Material to process start
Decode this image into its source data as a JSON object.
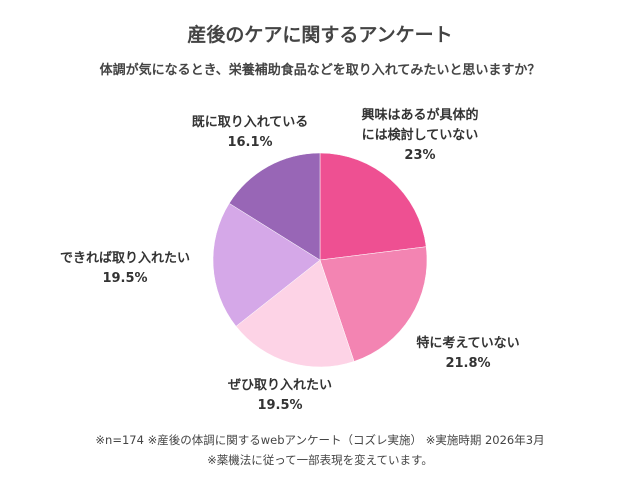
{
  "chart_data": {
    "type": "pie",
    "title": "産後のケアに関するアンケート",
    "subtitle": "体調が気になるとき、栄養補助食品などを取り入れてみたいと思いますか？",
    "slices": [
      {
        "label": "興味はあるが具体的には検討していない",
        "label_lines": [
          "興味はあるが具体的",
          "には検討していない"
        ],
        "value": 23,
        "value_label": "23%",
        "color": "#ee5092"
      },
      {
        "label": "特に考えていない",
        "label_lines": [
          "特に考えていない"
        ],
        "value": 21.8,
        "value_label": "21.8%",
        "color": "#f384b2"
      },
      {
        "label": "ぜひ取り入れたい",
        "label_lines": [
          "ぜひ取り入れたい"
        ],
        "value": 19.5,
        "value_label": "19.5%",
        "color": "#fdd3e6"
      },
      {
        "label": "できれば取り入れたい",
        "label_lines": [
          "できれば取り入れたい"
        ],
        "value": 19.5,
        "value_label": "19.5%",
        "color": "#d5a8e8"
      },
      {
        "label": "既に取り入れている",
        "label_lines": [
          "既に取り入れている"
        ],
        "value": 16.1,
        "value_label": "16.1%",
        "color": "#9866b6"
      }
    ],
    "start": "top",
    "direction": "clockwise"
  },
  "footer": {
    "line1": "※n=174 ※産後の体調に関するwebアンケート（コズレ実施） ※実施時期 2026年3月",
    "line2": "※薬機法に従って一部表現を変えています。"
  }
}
Material to process end
Material to process start
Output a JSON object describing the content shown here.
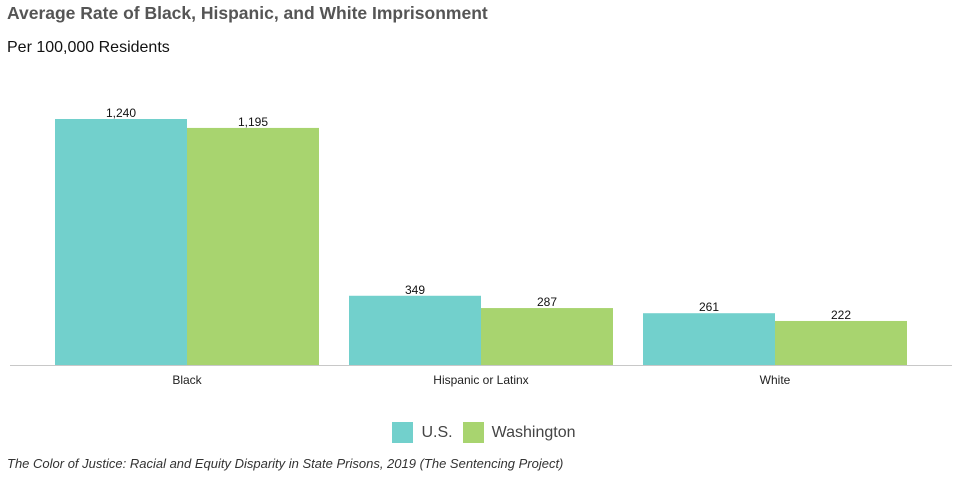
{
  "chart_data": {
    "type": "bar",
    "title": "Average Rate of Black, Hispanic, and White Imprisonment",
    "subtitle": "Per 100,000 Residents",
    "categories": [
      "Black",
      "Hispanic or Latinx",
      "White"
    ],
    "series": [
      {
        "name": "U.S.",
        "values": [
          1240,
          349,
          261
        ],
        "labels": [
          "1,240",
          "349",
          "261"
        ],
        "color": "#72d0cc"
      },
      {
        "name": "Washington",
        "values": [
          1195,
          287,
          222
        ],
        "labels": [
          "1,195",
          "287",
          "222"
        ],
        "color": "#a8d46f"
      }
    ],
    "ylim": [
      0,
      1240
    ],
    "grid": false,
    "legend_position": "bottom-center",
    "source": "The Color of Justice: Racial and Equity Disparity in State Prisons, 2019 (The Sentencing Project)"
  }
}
Material to process end
Material to process start
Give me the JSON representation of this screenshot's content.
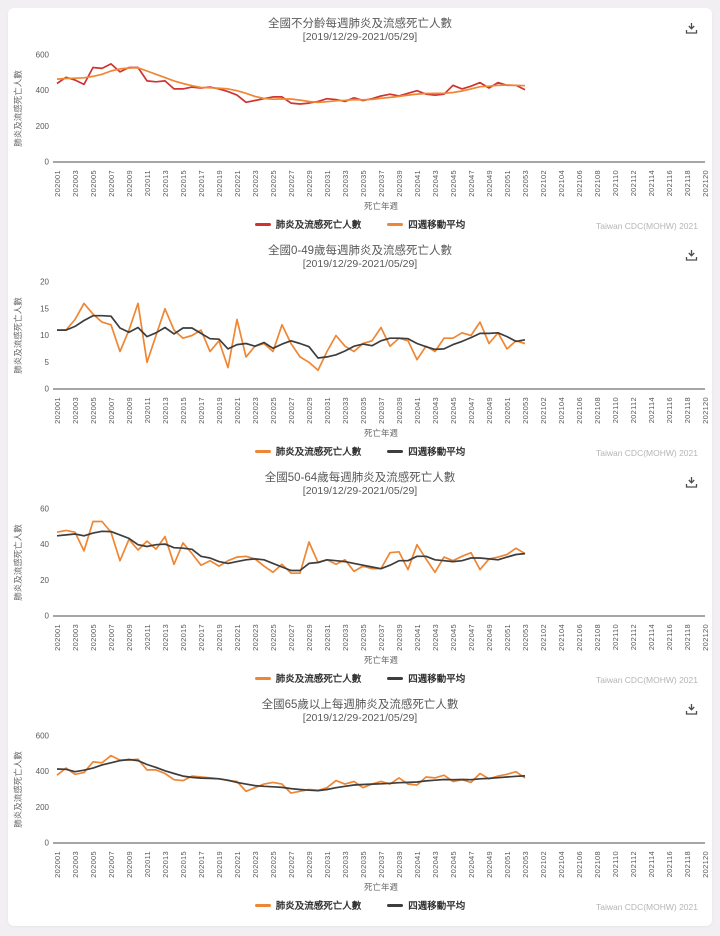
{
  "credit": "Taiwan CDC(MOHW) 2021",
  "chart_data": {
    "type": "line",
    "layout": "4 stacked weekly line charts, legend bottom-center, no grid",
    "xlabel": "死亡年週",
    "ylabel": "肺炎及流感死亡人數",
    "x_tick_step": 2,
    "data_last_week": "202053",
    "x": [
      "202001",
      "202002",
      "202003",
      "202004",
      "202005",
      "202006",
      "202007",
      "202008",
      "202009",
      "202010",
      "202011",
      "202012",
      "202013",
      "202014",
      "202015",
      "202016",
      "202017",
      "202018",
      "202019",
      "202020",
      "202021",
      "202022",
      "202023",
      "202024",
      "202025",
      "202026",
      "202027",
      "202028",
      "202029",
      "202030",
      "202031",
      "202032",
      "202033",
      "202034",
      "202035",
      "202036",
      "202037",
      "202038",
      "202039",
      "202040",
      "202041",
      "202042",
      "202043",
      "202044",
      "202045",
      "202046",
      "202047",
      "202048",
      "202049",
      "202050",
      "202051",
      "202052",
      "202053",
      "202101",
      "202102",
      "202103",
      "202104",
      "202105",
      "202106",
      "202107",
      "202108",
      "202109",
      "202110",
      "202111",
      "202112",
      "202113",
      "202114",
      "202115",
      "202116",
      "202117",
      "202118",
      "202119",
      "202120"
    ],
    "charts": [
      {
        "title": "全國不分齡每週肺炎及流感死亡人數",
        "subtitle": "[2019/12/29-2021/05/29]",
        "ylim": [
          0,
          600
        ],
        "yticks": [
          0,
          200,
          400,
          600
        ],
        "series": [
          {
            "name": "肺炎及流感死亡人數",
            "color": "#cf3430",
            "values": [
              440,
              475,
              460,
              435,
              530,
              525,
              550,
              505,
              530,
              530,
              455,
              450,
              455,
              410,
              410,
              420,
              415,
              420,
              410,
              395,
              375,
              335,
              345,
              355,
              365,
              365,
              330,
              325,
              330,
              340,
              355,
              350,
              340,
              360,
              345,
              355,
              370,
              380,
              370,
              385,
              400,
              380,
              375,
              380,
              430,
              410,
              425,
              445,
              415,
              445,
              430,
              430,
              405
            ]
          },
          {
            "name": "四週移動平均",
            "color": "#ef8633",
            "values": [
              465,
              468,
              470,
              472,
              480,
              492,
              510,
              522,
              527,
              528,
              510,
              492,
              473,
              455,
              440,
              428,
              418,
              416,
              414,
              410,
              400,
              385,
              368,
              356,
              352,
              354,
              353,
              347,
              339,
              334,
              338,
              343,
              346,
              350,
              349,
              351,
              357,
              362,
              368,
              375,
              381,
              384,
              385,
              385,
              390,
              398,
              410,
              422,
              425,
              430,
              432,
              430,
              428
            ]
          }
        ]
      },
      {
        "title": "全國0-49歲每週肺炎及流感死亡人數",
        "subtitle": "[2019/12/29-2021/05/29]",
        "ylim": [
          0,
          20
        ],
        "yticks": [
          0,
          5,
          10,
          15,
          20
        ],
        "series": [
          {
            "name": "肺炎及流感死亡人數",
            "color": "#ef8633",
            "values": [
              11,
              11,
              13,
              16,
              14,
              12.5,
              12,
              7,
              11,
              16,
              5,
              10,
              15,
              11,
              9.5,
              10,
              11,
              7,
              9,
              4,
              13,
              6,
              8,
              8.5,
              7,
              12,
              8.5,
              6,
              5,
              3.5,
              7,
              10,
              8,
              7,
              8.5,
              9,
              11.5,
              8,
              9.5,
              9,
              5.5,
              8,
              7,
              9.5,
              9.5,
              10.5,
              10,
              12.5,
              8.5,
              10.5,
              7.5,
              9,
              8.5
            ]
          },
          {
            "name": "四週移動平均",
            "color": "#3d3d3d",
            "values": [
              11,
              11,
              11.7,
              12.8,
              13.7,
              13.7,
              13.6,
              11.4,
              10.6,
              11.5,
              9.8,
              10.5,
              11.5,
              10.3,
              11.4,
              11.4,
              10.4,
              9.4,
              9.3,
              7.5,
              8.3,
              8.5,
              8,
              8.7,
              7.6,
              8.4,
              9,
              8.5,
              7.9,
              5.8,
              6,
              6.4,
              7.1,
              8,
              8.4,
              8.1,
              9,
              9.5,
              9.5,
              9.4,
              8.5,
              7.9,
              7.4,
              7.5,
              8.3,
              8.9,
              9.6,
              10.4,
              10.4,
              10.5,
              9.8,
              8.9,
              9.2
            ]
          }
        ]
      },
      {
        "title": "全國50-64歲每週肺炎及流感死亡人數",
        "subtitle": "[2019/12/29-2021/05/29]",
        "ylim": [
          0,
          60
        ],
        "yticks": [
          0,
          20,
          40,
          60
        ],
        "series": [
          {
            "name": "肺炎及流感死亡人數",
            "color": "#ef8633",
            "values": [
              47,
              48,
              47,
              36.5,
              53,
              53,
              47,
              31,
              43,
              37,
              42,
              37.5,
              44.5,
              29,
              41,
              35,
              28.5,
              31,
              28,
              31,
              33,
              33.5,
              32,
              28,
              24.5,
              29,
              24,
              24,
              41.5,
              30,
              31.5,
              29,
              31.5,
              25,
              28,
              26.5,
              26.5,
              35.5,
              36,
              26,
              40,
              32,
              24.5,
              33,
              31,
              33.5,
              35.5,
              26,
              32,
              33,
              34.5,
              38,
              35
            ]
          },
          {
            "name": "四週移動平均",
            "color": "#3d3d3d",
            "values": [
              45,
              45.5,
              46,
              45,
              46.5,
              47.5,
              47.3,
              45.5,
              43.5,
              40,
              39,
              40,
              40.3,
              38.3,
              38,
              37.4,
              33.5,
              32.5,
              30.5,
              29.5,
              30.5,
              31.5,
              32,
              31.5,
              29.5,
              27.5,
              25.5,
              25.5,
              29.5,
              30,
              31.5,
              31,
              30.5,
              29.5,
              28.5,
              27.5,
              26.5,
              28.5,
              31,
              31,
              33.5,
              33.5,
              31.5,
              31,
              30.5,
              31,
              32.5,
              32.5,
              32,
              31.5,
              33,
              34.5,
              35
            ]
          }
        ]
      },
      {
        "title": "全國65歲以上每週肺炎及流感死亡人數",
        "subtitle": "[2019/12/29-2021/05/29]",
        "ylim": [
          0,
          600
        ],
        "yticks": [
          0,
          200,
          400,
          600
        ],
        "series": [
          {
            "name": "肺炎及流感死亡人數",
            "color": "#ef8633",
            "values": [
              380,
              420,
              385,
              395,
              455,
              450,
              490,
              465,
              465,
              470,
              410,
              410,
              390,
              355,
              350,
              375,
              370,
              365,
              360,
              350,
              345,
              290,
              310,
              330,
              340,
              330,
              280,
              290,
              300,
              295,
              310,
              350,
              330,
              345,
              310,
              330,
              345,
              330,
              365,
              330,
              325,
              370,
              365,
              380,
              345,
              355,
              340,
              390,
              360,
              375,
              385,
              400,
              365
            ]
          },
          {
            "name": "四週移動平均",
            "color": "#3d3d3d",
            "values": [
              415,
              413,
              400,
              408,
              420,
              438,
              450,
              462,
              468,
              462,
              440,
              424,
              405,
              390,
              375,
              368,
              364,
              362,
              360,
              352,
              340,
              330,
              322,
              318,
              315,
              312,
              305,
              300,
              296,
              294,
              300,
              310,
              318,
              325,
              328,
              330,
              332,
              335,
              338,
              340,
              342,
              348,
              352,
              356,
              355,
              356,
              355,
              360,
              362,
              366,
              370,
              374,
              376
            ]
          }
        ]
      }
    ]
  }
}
Material to process end
▶ **What the exercise asks**: Read the entries and show each line that mentions "White".

▶ **Exercise result**:
    "title": "Average Rate of Black, Hispanic, and White Imprisonment",
      "White"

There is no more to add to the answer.